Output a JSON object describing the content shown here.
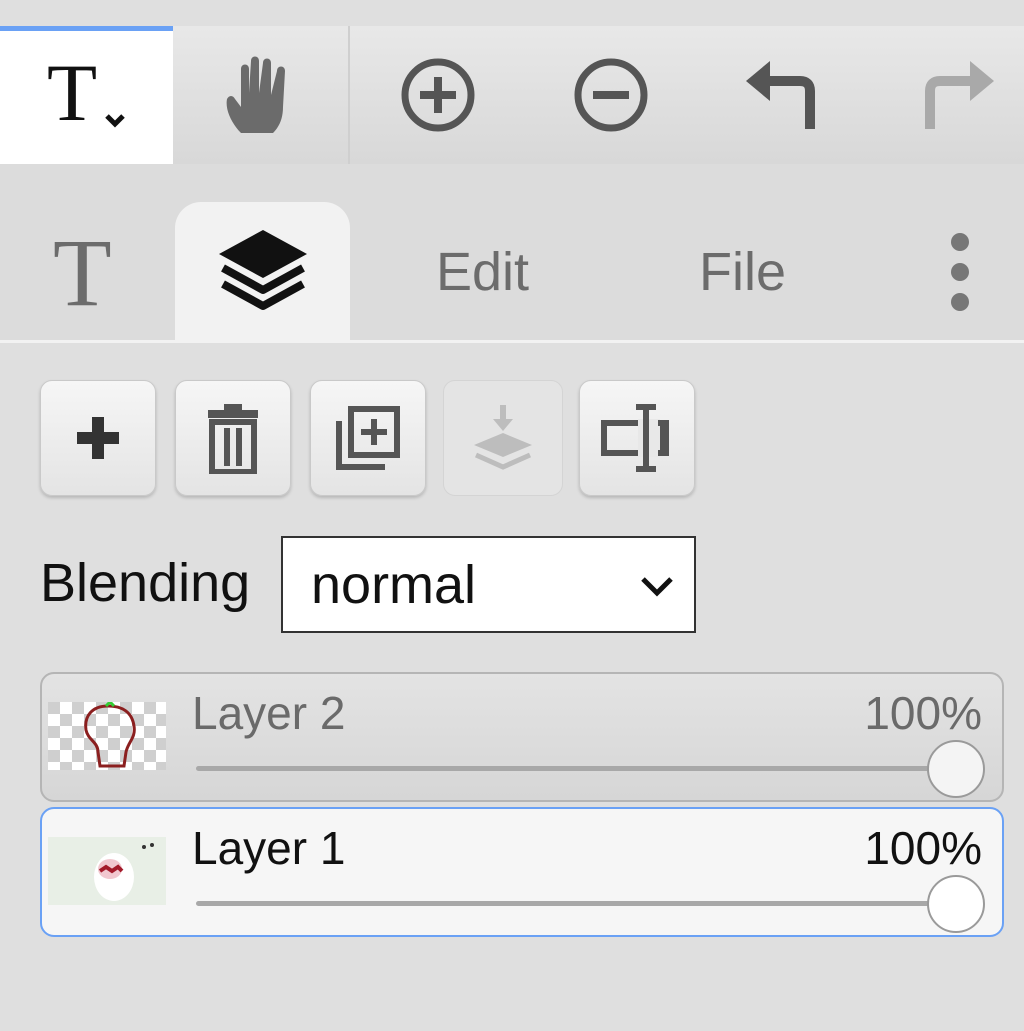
{
  "toolbar": {
    "tools": [
      {
        "name": "text-tool",
        "icon": "text-t-icon",
        "active": true
      },
      {
        "name": "hand-tool",
        "icon": "hand-icon"
      },
      {
        "name": "zoom-in",
        "icon": "zoom-in-icon"
      },
      {
        "name": "zoom-out",
        "icon": "zoom-out-icon"
      },
      {
        "name": "undo",
        "icon": "undo-icon"
      },
      {
        "name": "redo",
        "icon": "redo-icon",
        "disabled": true
      }
    ]
  },
  "tabs": {
    "text_tab_icon": "text-t-icon",
    "layers_tab_icon": "layers-icon",
    "edit_label": "Edit",
    "file_label": "File",
    "more_icon": "more-vertical-icon"
  },
  "layer_actions": [
    {
      "icon": "plus-icon"
    },
    {
      "icon": "trash-icon"
    },
    {
      "icon": "duplicate-icon"
    },
    {
      "icon": "merge-down-icon",
      "disabled": true
    },
    {
      "icon": "rename-icon"
    }
  ],
  "blending": {
    "label": "Blending",
    "value": "normal"
  },
  "layers": [
    {
      "name": "Layer 2",
      "opacity": "100%",
      "opacity_value": 1.0,
      "selected": false
    },
    {
      "name": "Layer 1",
      "opacity": "100%",
      "opacity_value": 1.0,
      "selected": true
    }
  ],
  "colors": {
    "accent": "#6aa1f5",
    "background": "#dfdfdf"
  }
}
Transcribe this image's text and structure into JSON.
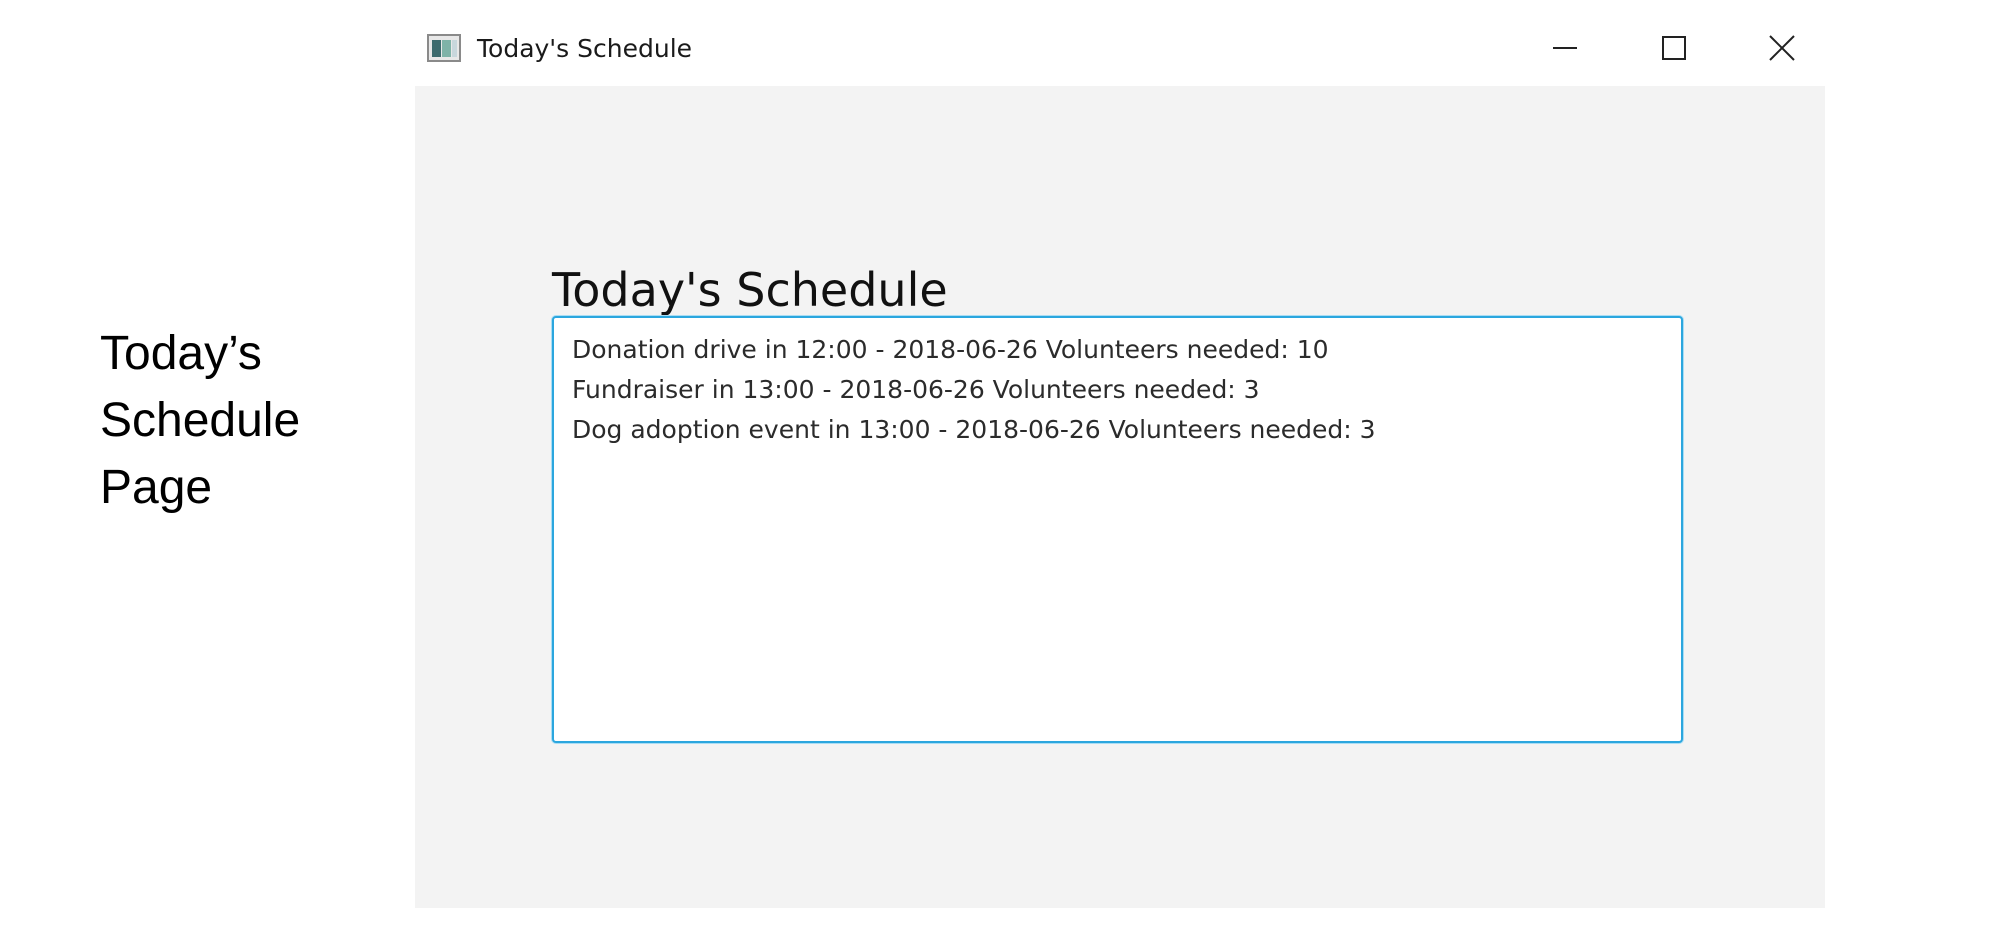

• **EXERCISE TASK**
Repeat each entry exactly as it appears; skip any picture.

• **CORRECT RESULT**
Output a JSON object describing the content shown here.
{
  "toolbar": {
    "tools": [
      {
        "name": "text-tool",
        "icon": "text-t-icon",
        "active": true
      },
      {
        "name": "hand-tool",
        "icon": "hand-icon"
      },
      {
        "name": "zoom-in",
        "icon": "zoom-in-icon"
      },
      {
        "name": "zoom-out",
        "icon": "zoom-out-icon"
      },
      {
        "name": "undo",
        "icon": "undo-icon"
      },
      {
        "name": "redo",
        "icon": "redo-icon",
        "disabled": true
      }
    ]
  },
  "tabs": {
    "text_tab_icon": "text-t-icon",
    "layers_tab_icon": "layers-icon",
    "edit_label": "Edit",
    "file_label": "File",
    "more_icon": "more-vertical-icon"
  },
  "layer_actions": [
    {
      "icon": "plus-icon"
    },
    {
      "icon": "trash-icon"
    },
    {
      "icon": "duplicate-icon"
    },
    {
      "icon": "merge-down-icon",
      "disabled": true
    },
    {
      "icon": "rename-icon"
    }
  ],
  "blending": {
    "label": "Blending",
    "value": "normal"
  },
  "layers": [
    {
      "name": "Layer 2",
      "opacity": "100%",
      "opacity_value": 1.0,
      "selected": false
    },
    {
      "name": "Layer 1",
      "opacity": "100%",
      "opacity_value": 1.0,
      "selected": true
    }
  ],
  "colors": {
    "accent": "#6aa1f5",
    "background": "#dfdfdf"
  }
}
Transcribe this image's text and structure into JSON.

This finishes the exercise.